_Reading passage_
Students – whether vaccinated or not – were required to wear an ankle monitor for sports practices at Eatonville High School, in Washington state, in order to participate.

A mom – who wanted to remain anonymous – told The Post Millennial (PM), a Canadian news outlet, that “her daughter was at a practice for the public school’s volleyball team and texted her that she was being asked to put on an ankle monitor,” PM reported.

“The mother spoke to an employee in the school office, as well as a coach and was informed there was a meeting last week discussing the ankle monitoring program for unvaccinated teens. The program was allegedly designed for contact tracing in the event of a positive COVID test of a student,” PM added.

After PM wrote about the tracking devices, School Board Director Matt Marshall told them “that the school district has ‘shelved the devices until proper procedures including community input and board approval process occur.’”

The TraceTag device was developed by Triax Technologies, a Connecticut-based technology company that works primarily developing technology for the construction industry.

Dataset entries
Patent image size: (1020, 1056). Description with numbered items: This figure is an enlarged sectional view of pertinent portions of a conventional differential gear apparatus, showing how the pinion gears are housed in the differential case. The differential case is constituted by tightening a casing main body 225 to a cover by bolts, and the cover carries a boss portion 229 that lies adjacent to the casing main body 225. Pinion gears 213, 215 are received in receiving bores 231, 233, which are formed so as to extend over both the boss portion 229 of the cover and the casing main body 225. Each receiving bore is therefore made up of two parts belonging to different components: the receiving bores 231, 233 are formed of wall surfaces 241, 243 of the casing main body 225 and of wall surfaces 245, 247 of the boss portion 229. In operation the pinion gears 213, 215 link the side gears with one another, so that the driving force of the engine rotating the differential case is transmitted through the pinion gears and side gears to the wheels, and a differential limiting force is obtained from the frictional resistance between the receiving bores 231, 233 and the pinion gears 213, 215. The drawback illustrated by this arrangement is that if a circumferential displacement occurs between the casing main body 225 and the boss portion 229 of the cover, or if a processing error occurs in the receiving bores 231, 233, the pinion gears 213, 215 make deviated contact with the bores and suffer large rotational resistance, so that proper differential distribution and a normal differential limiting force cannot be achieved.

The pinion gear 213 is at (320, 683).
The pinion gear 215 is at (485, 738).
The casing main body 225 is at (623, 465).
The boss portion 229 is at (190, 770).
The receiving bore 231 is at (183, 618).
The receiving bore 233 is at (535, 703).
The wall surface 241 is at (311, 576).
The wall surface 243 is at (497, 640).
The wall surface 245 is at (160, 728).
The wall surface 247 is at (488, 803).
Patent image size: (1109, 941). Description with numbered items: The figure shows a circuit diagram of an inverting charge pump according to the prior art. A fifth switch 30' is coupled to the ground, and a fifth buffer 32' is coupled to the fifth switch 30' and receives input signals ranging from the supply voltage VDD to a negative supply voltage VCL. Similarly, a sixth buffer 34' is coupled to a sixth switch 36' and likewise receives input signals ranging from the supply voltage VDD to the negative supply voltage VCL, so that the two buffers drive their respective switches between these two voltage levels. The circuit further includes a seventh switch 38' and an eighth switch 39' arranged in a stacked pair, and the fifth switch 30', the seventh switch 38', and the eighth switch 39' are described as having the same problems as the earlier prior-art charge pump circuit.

_Explore the material_
**a.** Can you summarize the ankle monitor article in two sentences?
**b.** According to the ankle monitor article, which company developed the TraceTag device?
**c.** Continue the ankle monitor article from its last sentence.

_Answers_
**a.** Students at Eatonville High School in Washington state were required to wear an ankle monitor during sports practices, a program a mother was told was meant for contact tracing if a student tested positive for COVID. After The Post Millennial reported on it, School Board Director Matt Marshall said the district had shelved the devices until procedures including community input and board approval took place.

**b.** Triax Technologies, a Connecticut-based technology company.

**c.**
The Triax website describes the monitor this way:

Businesses are facing significant challenges in maintaining social distancing guidelines and they lack real-time insight into whether these guidelines are being observed in their facilities.

Leveraging our commercial solution for workforce monitoring we have developed a proximity alert and contact tracing solution – Proximity Trace – to address two key areas of assistance:

  • Activefeedback to the worker, in the form of a visual and audible alarm, so individuals know when to adjust their current distance to a proper social distance.
  • Passivecollection of worker interactions for contact tracing should an individual test positive [their emphasis].

The school’s volleyball coach reportedly told the mother “that the device would inform the players when they were too close together and was only used for indoor sports.”

The mother was told that parents could opt-out of the program, however. “The devices were not mentioned in the district’s back-to-school policies for fall 2021,” PM noted in its article.

The school’s athletic directors were also considering a tracking system for the football team. “A radio toggle, which would not have cellular or GPS capability would be placed on the football helmets and a local booster club was willing to pay for the system,” PM stated.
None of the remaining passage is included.